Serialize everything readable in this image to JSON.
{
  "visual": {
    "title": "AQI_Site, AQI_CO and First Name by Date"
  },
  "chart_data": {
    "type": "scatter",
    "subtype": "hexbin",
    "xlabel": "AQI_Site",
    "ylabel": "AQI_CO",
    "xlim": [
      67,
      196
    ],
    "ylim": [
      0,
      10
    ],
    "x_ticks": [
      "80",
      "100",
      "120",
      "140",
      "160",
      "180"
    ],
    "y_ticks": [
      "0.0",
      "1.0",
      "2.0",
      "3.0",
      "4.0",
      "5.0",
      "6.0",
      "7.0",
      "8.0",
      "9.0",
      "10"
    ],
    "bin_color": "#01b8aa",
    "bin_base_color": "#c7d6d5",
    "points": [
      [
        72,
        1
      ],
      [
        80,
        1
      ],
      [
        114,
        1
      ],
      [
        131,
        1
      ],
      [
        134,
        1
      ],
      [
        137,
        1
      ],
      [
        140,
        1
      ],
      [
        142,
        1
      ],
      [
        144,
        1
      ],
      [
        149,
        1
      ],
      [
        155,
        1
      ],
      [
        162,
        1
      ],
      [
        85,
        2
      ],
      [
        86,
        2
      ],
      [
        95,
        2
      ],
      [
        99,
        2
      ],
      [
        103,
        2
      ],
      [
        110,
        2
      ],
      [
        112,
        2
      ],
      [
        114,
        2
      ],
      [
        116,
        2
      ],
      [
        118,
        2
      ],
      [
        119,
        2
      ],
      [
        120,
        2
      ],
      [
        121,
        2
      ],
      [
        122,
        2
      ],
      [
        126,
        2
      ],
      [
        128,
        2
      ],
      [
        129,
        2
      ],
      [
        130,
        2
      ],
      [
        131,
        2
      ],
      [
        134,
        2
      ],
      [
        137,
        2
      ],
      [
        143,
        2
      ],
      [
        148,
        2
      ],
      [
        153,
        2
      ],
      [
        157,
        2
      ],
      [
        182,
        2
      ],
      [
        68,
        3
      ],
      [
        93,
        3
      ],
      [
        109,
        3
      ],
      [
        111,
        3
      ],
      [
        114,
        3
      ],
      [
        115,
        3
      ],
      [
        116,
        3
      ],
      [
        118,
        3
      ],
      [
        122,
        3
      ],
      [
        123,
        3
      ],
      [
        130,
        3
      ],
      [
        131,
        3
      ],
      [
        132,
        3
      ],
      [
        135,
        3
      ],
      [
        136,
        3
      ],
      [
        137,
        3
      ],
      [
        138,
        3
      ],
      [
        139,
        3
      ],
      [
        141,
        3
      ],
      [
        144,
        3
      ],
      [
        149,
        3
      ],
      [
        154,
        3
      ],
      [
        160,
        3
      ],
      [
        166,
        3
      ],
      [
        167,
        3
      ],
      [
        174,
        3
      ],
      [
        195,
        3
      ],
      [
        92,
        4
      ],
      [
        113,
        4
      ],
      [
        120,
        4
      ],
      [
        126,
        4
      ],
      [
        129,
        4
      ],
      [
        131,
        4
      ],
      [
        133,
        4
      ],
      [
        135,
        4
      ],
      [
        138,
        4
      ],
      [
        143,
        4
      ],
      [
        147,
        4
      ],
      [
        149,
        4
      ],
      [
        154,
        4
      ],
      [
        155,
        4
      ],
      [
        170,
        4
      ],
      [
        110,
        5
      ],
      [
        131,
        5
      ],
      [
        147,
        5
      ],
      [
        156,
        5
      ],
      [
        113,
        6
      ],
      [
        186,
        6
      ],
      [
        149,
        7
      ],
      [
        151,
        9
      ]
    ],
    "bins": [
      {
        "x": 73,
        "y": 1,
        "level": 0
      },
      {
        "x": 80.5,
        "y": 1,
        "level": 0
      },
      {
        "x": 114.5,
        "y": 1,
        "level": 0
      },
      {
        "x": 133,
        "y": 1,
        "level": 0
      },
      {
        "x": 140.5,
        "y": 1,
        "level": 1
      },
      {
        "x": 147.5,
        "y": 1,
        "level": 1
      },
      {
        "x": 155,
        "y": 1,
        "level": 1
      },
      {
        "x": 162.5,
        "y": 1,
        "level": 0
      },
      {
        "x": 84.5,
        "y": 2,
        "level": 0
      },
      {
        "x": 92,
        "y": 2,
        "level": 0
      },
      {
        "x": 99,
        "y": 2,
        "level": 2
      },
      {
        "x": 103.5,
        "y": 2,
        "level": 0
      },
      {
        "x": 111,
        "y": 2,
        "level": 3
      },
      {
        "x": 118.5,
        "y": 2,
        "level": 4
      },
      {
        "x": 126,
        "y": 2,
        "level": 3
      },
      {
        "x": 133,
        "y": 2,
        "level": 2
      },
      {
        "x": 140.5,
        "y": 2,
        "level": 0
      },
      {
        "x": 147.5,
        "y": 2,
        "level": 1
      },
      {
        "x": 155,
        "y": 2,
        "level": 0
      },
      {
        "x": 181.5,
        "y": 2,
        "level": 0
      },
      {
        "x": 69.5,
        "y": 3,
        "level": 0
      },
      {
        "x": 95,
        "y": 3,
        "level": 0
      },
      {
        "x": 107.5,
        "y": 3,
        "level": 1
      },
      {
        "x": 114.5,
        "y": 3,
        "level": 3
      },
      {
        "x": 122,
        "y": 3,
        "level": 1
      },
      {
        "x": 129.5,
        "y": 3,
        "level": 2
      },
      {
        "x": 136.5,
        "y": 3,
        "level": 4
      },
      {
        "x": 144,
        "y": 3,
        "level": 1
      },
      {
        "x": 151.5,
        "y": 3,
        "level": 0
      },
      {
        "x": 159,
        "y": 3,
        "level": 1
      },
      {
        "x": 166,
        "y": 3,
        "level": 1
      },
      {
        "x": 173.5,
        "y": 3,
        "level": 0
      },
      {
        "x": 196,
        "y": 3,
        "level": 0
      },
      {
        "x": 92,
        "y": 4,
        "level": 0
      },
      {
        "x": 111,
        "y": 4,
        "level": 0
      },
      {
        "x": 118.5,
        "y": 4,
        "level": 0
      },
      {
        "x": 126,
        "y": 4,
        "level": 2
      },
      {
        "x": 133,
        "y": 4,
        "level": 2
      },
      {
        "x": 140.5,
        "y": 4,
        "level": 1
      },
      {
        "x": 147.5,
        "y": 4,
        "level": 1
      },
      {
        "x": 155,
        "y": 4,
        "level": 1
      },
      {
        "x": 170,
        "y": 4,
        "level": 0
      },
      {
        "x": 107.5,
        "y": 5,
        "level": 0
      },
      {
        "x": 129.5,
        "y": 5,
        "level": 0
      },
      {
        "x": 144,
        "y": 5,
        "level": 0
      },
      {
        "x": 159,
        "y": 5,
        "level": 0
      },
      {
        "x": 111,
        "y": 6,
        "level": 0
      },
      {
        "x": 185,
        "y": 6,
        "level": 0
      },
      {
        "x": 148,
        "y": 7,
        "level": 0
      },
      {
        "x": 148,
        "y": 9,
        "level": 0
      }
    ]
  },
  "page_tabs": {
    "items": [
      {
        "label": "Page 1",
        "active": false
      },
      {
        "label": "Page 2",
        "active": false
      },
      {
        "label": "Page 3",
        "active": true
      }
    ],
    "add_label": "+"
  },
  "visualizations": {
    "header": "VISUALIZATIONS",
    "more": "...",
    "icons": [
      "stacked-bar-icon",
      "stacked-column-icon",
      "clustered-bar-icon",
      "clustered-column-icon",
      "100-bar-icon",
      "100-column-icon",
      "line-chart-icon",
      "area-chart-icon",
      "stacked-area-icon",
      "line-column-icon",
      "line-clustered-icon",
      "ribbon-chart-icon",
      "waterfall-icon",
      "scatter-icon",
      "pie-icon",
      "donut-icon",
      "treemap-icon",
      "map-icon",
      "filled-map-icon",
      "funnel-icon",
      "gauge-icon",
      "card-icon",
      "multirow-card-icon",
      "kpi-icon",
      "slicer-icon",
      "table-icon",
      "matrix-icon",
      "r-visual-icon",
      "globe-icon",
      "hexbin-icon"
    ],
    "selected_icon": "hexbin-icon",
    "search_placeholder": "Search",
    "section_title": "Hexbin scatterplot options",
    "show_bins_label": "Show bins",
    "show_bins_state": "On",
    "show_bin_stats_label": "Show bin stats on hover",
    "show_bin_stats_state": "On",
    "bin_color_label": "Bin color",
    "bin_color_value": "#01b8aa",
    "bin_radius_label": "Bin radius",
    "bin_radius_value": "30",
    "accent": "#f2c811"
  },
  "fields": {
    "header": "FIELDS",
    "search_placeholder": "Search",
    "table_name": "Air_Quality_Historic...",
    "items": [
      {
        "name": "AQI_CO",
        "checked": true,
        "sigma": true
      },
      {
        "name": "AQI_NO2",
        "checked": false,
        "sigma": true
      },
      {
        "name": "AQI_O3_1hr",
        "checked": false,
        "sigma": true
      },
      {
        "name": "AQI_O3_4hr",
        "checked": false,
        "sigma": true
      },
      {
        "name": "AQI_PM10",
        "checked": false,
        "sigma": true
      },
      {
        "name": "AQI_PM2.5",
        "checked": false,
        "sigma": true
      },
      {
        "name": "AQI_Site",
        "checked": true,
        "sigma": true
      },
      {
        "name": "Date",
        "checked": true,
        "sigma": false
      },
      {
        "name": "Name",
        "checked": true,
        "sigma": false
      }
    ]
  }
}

::::

Goal of the exercise → Pull out every line containing "Date".

Correct response →
    "title": "AQI_Site, AQI_CO and First Name by Date"
        "name": "Date",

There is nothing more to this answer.